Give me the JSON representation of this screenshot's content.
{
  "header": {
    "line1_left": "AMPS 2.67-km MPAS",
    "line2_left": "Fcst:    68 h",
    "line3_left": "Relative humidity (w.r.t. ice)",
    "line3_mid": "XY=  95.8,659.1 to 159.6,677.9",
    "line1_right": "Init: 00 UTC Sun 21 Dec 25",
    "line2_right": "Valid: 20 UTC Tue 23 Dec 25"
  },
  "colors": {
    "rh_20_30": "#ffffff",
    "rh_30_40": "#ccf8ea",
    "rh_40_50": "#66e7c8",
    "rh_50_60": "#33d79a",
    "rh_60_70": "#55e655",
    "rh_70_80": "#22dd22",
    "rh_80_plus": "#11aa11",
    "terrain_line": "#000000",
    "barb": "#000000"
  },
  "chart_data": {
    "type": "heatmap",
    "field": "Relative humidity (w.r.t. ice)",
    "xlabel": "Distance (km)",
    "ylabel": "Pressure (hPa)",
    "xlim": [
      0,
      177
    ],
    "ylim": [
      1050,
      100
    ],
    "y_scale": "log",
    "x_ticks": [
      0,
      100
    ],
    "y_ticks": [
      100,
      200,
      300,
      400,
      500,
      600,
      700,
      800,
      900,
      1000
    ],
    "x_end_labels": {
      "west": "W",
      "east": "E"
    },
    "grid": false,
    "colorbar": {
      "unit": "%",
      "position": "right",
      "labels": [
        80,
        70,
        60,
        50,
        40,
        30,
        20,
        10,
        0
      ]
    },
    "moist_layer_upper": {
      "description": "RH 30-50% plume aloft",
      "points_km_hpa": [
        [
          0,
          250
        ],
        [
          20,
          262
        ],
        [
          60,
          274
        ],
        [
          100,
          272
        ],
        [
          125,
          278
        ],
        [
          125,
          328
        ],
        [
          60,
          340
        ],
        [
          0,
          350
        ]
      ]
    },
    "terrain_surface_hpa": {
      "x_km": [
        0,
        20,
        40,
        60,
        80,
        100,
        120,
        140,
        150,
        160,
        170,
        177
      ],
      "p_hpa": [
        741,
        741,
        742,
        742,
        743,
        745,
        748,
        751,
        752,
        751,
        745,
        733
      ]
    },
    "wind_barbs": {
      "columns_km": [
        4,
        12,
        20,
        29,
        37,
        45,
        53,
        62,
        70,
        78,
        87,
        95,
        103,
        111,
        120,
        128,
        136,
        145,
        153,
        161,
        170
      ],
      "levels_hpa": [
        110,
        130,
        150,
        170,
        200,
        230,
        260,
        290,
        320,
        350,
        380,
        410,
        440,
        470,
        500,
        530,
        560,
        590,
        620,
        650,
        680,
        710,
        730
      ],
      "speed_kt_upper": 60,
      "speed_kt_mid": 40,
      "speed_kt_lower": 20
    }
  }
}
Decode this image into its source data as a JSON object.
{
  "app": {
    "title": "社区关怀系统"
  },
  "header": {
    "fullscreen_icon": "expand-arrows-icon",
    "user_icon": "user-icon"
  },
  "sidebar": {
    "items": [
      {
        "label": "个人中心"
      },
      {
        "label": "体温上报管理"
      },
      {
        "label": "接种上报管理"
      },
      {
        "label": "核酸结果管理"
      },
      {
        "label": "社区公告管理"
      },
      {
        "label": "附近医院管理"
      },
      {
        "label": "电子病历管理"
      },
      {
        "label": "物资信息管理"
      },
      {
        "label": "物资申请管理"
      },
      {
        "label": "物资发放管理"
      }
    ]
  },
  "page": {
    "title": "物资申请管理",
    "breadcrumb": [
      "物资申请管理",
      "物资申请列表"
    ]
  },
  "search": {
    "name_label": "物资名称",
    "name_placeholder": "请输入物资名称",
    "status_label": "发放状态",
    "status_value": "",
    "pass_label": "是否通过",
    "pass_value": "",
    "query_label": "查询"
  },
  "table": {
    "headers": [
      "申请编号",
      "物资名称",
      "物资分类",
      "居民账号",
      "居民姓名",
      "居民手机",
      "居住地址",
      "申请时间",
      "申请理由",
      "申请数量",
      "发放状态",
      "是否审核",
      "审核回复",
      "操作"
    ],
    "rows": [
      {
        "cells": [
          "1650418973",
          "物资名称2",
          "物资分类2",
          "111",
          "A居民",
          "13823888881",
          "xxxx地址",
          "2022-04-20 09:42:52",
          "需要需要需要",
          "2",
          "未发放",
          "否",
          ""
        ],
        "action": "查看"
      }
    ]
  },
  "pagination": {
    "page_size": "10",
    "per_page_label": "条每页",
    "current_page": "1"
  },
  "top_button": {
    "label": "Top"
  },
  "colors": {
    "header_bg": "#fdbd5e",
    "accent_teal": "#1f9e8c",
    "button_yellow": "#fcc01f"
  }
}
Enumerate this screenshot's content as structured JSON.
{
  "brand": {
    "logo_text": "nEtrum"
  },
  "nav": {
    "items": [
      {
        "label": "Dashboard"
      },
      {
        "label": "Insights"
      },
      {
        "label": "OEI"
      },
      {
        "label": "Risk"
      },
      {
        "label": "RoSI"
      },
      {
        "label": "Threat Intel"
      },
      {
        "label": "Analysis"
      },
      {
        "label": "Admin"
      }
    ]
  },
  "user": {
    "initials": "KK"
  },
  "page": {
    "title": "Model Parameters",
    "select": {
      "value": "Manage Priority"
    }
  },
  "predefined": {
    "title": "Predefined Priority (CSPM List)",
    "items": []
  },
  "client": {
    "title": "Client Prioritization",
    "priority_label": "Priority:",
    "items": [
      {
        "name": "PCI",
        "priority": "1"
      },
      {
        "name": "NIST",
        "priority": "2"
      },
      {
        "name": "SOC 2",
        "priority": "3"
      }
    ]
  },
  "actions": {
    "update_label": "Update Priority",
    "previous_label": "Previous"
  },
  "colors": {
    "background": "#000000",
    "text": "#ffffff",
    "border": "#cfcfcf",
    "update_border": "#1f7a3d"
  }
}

#####

To do: Look above for the line containing "Enumerate this screenshot's", then transcribe it and all lines after it through the last, exactly and with nothing else.

Correct result:
Enumerate this screenshot's content as structured JSON.
{
  "brand": {
    "logo_text": "nEtrum"
  },
  "nav": {
    "items": [
      {
        "label": "Dashboard"
      },
      {
        "label": "Insights"
      },
      {
        "label": "OEI"
      },
      {
        "label": "Risk"
      },
      {
        "label": "RoSI"
      },
      {
        "label": "Threat Intel"
      },
      {
        "label": "Analysis"
      },
      {
        "label": "Admin"
      }
    ]
  },
  "user": {
    "initials": "KK"
  },
  "page": {
    "title": "Model Parameters",
    "select": {
      "value": "Manage Priority"
    }
  },
  "predefined": {
    "title": "Predefined Priority (CSPM List)",
    "items": []
  },
  "client": {
    "title": "Client Prioritization",
    "priority_label": "Priority:",
    "items": [
      {
        "name": "PCI",
        "priority": "1"
      },
      {
        "name": "NIST",
        "priority": "2"
      },
      {
        "name": "SOC 2",
        "priority": "3"
      }
    ]
  },
  "actions": {
    "update_label": "Update Priority",
    "previous_label": "Previous"
  },
  "colors": {
    "background": "#000000",
    "text": "#ffffff",
    "border": "#cfcfcf",
    "update_border": "#1f7a3d"
  }
}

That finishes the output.